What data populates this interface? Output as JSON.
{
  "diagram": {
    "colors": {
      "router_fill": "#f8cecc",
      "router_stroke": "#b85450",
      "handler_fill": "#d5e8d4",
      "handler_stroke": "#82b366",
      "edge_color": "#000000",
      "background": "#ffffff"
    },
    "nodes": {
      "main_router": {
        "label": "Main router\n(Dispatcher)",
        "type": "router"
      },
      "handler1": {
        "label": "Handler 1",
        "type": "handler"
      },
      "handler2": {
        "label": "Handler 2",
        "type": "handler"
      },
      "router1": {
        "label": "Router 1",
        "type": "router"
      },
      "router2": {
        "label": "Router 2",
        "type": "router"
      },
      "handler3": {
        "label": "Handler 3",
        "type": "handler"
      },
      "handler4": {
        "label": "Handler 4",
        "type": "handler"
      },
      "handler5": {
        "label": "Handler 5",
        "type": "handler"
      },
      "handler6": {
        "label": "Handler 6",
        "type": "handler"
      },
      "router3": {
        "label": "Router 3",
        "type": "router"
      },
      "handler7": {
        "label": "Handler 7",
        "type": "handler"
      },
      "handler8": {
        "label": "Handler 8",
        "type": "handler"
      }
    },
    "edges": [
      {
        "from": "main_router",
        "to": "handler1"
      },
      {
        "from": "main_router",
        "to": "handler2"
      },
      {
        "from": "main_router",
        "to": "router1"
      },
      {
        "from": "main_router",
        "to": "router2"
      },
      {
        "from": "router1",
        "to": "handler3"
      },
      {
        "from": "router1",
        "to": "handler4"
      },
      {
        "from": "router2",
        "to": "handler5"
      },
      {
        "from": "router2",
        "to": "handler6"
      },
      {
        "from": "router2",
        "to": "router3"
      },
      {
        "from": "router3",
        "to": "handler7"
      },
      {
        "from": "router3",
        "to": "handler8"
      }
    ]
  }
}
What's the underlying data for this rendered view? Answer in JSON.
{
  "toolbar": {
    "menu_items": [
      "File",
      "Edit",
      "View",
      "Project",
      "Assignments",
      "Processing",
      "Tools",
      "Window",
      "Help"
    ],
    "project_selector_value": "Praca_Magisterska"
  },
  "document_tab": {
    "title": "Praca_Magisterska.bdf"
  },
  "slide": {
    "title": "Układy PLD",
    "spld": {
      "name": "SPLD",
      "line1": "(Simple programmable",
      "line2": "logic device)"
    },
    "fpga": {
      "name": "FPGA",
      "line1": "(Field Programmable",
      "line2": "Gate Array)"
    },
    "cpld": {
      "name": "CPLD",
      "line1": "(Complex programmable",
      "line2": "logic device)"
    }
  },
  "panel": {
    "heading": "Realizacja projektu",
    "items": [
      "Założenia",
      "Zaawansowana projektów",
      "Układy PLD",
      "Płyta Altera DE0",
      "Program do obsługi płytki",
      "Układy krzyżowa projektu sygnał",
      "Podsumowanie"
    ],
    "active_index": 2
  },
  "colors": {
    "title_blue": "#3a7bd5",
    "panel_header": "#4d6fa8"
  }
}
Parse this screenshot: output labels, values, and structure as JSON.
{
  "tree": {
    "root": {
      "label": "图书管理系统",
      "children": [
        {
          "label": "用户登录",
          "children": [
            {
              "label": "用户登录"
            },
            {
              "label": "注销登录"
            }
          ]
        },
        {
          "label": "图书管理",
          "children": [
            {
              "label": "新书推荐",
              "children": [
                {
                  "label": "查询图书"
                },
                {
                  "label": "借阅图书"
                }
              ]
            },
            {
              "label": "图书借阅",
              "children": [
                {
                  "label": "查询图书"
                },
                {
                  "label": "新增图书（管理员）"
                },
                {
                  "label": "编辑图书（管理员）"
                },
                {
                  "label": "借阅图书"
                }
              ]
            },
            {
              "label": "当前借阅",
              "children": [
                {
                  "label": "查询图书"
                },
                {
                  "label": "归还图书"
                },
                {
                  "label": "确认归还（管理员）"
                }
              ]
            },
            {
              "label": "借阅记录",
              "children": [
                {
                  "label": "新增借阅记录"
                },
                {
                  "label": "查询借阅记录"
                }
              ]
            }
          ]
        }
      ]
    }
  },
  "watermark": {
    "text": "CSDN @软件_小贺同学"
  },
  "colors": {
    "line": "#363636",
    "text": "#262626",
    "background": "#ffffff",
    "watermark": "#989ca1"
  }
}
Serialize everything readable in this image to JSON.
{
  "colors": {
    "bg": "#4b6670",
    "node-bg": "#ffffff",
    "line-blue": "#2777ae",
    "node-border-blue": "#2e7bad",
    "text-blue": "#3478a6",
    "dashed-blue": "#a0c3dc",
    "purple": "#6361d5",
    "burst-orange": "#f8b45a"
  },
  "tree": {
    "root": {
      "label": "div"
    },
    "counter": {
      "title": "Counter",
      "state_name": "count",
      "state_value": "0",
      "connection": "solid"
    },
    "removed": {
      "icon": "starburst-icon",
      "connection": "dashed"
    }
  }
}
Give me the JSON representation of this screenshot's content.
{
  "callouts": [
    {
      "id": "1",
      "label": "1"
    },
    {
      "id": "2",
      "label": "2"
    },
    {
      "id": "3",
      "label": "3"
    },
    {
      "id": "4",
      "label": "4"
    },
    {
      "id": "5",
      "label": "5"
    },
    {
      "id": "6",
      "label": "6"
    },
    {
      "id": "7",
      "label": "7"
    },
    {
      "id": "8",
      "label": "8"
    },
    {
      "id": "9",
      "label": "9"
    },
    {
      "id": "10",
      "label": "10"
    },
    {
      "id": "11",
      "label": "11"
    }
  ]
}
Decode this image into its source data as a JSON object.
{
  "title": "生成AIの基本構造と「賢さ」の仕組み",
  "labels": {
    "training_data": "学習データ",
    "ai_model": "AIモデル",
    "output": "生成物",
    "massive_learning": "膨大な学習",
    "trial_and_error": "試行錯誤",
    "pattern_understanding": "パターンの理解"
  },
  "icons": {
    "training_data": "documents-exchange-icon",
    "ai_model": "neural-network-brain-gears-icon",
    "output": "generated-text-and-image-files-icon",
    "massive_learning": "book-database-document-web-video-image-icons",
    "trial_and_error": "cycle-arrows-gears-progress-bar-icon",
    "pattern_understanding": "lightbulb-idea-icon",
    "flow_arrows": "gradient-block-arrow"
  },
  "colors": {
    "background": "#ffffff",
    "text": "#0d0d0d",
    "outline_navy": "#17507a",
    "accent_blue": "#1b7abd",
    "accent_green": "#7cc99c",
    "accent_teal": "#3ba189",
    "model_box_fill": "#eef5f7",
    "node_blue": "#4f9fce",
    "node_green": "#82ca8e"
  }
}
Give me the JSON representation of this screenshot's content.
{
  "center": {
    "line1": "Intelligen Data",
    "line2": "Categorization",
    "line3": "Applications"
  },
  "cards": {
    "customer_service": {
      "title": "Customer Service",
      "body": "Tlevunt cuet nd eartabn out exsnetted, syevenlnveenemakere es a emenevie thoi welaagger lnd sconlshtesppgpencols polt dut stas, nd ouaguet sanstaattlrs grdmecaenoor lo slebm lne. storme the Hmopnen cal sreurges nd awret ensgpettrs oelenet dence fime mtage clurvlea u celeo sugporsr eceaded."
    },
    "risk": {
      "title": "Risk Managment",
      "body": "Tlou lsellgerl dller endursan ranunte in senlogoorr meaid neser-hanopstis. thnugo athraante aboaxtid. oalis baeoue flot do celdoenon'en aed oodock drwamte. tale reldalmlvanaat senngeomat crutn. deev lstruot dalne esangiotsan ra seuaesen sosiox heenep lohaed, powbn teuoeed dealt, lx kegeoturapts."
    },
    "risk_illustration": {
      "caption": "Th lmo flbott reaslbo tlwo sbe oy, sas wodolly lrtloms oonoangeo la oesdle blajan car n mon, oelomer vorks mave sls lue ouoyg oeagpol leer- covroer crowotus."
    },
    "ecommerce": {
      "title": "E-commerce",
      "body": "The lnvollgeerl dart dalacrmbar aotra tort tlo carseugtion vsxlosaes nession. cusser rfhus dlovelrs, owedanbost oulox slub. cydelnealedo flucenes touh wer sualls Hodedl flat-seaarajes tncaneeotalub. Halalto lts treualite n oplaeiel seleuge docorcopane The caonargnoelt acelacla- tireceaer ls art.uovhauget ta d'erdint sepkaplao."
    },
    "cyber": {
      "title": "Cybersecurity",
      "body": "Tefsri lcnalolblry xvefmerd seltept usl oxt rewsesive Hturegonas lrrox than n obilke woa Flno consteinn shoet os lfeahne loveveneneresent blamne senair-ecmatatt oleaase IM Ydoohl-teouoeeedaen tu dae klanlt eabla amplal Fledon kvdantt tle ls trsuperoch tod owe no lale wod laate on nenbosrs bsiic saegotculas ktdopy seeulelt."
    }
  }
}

Aim: Copy each line containing the word "icons" from the data.

Task response:
  "icons": {
    "massive_learning": "book-database-document-web-video-image-icons",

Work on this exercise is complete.